Задания>
(A) Какая надпись была на кабинете, где находились одни врачи, согласно отрывку ниже?
(B) Перепишите часть отрывка, которая начинается со слов «Прием больных к» и заканчивается словами «мне несколько таблеток.», заменив «пенсне» на «очки».

Предоставленный отрывок>

======

Прием больных к тому времени закончился. В кабинете с надписью «Иннере амбуланц» (терапевтическая) находились одни врачи. Мы познакомились с Клеменсом, старшим этого отделения, затем с высоким худым французом Марселем Рене, прибывшим этапом раньше моего (судя по его номеру), с чехом Миреком. Сняв пенсне, чех, в знак приветствия, склонил голову с седым коротким ежиком («Такой молодой, и такой же, как я, седой!»). Буссе объяснил свой план Клеменсу, а меня предупредил:

— Сейчас проделаем с тобой маленький фокус! — и дал мне несколько таблеток.

Меня препроводили в нижнее отделение, уложили на кровать в изоляторе, сказали:

— Если придет арбайтс-айнзатцфюрер (эсэсовец — распределитель работ), скажи ему, что тебе плохо, ожидаешь операции.

В изоляторе после таблеток я почувствовал сильный озноб и жжение во всем теле. Тело горело, стало красным. Появились сыпь, пятна.

======

(Данные анализа макета документа)
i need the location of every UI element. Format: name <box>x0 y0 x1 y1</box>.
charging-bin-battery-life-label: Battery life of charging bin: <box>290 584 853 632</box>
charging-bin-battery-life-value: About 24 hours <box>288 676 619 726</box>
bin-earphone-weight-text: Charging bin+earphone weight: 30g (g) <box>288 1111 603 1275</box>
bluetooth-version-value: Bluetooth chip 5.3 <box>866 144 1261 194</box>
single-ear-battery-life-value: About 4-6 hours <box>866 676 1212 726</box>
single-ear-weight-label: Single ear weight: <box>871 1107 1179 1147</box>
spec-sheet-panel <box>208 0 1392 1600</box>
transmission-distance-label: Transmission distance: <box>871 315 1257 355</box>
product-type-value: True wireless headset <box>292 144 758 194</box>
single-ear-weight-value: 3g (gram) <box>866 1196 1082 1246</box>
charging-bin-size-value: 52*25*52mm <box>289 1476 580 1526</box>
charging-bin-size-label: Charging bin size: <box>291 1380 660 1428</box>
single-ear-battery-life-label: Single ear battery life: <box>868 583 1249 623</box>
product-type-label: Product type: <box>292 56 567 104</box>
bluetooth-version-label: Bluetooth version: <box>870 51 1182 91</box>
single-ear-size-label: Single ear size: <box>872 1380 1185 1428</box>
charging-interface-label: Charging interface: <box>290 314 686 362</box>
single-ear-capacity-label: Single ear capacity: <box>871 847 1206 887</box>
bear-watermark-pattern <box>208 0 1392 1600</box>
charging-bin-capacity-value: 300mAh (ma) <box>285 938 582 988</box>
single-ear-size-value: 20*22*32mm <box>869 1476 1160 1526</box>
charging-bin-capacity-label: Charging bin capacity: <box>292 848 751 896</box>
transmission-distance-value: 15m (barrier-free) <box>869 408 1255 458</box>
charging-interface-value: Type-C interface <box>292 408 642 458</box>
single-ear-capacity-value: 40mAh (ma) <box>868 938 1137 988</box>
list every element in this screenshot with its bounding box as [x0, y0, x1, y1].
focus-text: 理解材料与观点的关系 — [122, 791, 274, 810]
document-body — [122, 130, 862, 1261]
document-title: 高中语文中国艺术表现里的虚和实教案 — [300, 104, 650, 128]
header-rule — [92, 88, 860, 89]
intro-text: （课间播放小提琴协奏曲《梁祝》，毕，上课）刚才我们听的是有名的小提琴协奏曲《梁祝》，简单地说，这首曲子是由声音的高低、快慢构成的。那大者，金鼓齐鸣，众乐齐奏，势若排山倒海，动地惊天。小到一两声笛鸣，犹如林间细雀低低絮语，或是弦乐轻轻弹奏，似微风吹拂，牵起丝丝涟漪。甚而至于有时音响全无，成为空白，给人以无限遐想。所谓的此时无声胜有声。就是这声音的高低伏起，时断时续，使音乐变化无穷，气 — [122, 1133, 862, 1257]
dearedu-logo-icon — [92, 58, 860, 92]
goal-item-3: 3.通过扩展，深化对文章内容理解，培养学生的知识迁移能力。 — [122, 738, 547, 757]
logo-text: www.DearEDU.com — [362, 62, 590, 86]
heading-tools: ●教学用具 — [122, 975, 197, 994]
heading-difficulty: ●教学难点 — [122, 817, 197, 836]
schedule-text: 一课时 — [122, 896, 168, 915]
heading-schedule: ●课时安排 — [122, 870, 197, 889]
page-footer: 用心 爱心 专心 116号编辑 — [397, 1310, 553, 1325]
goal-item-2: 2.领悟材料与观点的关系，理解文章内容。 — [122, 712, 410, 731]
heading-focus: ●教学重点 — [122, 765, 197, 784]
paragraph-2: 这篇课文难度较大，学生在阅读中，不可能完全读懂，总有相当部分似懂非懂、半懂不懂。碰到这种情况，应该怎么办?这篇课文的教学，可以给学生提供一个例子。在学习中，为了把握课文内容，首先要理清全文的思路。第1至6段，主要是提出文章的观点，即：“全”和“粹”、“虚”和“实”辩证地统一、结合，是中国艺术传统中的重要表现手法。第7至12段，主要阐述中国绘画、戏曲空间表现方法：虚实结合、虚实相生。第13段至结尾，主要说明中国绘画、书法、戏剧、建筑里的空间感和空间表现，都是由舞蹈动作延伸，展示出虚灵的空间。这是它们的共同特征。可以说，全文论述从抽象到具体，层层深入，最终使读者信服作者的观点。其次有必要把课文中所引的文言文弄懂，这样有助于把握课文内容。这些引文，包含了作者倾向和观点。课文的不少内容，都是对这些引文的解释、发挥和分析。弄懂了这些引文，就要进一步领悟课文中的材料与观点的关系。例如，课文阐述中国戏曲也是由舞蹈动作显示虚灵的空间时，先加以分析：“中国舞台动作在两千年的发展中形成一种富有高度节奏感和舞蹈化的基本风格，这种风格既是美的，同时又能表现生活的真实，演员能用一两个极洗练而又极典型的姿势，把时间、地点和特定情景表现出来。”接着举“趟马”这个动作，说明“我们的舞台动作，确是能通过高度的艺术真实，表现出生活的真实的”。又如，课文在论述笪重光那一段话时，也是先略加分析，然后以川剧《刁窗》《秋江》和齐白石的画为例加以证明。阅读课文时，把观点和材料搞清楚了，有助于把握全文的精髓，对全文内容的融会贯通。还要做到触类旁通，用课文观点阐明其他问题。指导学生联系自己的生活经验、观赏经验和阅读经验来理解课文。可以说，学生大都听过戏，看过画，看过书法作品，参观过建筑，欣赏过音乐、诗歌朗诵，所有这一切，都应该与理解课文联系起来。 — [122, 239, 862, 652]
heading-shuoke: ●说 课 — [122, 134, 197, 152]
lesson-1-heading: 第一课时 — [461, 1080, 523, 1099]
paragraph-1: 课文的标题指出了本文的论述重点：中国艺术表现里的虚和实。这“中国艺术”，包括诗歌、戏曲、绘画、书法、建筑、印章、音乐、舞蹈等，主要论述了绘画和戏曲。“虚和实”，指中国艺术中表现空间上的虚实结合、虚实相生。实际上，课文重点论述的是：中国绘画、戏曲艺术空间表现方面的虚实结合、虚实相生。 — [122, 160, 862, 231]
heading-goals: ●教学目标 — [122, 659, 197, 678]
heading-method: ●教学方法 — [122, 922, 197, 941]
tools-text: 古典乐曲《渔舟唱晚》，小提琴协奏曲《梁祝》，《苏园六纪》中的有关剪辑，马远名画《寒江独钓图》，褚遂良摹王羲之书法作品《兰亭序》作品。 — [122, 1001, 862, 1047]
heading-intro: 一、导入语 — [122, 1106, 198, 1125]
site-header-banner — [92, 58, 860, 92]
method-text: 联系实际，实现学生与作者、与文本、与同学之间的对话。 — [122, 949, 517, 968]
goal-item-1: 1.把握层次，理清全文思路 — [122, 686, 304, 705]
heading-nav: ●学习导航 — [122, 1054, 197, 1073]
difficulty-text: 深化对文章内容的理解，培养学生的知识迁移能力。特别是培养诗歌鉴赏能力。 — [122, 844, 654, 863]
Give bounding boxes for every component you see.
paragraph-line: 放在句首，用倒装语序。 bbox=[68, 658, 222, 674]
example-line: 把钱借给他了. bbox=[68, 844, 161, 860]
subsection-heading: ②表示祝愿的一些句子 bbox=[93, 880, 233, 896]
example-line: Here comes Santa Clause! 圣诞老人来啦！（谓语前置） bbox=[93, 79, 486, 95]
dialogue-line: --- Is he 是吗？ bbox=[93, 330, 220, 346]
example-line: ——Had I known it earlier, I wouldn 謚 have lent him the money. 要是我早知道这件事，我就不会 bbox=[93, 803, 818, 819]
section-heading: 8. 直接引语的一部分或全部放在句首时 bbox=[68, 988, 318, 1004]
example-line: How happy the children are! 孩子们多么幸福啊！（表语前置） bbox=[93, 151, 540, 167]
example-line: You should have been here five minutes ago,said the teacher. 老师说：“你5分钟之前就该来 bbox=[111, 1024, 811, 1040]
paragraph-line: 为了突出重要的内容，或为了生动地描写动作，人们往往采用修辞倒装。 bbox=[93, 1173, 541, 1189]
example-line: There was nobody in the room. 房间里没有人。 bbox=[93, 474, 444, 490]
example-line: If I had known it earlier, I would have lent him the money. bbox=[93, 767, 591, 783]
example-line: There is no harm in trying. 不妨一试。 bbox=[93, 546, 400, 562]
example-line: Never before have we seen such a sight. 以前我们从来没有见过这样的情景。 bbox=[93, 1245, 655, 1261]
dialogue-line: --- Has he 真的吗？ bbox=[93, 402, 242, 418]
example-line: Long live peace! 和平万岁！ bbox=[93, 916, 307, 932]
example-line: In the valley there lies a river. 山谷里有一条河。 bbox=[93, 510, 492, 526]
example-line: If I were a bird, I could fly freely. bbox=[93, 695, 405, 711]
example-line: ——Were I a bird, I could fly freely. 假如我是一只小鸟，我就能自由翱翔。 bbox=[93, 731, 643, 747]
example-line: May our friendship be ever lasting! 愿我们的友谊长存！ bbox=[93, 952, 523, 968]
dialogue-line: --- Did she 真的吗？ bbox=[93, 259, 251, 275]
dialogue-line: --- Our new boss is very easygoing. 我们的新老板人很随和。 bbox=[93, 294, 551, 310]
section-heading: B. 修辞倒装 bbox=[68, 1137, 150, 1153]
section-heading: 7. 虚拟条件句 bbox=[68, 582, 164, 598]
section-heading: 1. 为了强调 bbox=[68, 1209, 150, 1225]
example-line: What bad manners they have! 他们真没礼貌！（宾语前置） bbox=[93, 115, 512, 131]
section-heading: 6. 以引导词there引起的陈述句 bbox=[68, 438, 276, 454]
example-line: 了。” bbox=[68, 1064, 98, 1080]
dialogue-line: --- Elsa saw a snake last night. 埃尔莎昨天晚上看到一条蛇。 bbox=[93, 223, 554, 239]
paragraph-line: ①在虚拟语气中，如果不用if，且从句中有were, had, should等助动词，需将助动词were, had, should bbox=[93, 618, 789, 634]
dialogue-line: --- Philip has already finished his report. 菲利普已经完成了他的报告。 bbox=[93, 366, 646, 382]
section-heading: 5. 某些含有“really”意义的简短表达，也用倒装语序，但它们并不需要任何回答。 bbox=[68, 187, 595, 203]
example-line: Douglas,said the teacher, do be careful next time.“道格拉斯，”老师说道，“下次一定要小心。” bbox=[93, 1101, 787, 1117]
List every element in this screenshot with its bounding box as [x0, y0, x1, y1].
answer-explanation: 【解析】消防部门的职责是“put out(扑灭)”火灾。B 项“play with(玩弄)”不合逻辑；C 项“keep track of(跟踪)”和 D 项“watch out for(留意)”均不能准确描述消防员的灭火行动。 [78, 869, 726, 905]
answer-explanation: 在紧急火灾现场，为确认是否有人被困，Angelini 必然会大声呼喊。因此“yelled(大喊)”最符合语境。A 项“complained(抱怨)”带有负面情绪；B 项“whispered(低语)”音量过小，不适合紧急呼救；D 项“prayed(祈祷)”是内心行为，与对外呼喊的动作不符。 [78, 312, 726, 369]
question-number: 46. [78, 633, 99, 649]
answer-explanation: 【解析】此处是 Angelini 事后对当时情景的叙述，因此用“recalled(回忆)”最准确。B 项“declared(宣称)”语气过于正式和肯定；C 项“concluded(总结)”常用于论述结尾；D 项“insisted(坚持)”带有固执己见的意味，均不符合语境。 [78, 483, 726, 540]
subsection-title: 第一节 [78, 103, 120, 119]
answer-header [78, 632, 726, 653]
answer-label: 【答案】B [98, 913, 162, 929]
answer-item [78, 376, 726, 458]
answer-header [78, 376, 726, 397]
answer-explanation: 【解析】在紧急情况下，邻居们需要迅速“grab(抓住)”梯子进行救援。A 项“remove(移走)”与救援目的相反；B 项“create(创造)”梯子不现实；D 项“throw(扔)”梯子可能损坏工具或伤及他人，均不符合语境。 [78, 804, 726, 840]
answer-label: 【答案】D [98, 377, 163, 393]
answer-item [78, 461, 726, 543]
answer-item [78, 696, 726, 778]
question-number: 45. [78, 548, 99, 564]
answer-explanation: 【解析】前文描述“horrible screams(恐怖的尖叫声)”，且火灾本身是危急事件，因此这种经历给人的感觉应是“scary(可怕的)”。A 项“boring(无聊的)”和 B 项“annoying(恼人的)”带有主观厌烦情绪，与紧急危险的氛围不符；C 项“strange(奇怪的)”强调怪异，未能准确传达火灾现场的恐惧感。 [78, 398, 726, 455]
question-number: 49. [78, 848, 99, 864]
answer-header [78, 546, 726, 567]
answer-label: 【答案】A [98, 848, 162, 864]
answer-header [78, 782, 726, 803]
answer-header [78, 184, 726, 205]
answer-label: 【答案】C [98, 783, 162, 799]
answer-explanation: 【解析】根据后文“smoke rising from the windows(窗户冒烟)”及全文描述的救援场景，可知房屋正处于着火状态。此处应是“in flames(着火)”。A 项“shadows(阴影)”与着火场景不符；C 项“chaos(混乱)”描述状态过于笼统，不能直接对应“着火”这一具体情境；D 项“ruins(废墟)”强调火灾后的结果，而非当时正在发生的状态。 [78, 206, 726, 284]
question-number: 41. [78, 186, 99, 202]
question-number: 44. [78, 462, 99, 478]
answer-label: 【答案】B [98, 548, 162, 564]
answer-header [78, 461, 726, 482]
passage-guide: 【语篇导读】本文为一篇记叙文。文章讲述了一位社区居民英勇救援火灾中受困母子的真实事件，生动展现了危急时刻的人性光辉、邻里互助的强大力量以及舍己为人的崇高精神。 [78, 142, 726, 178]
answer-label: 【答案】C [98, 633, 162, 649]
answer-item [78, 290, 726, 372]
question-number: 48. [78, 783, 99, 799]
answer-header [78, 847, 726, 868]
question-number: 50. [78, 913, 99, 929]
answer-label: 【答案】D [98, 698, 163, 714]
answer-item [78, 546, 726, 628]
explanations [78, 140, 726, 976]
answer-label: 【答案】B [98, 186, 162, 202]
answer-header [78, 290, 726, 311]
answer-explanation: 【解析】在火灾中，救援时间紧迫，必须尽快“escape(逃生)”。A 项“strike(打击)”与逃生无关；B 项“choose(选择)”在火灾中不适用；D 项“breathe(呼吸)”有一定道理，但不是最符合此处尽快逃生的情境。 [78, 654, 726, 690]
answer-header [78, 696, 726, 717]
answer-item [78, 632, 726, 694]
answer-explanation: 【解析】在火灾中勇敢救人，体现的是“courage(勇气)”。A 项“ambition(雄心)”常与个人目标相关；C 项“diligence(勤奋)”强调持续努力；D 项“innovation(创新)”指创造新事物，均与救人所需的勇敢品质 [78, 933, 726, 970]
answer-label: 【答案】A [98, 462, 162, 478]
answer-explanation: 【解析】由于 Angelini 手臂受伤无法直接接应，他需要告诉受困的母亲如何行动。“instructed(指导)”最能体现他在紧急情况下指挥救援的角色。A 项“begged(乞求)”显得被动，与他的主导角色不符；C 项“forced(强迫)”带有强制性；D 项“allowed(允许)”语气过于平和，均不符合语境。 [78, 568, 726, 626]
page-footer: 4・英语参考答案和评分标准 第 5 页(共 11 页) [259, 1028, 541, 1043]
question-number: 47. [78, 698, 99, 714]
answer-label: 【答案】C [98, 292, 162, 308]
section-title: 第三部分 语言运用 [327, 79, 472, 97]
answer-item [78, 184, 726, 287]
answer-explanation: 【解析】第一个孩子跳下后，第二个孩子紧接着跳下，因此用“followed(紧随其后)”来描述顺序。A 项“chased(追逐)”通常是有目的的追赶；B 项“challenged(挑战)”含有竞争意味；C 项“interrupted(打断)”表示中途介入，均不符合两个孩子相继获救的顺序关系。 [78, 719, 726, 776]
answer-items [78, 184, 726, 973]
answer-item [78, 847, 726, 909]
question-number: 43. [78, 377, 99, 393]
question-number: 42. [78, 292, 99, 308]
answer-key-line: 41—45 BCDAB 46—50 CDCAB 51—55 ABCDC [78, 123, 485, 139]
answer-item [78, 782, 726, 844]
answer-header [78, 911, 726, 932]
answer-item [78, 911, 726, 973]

======

Ваши ответы>
(A) На кабинете была надпись «Иннере амбуланц» (терапевтическая).

(B)
Прием больных к тому времени закончился. В кабинете с надписью «Иннере амбуланц» (терапевтическая) находились одни врачи. Мы познакомились с Клеменсом, старшим этого отделения, затем с высоким худым французом Марселем Рене, прибывшим этапом раньше моего (судя по его номеру), с чехом Миреком. Сняв очки, чех, в знак приветствия, склонил голову с седым коротким ежиком («Такой молодой, и такой же, как я, седой!»). Буссе объяснил свой план Клеменсу, а меня предупредил:

— Сейчас проделаем с тобой маленький фокус! — и дал мне несколько таблеток.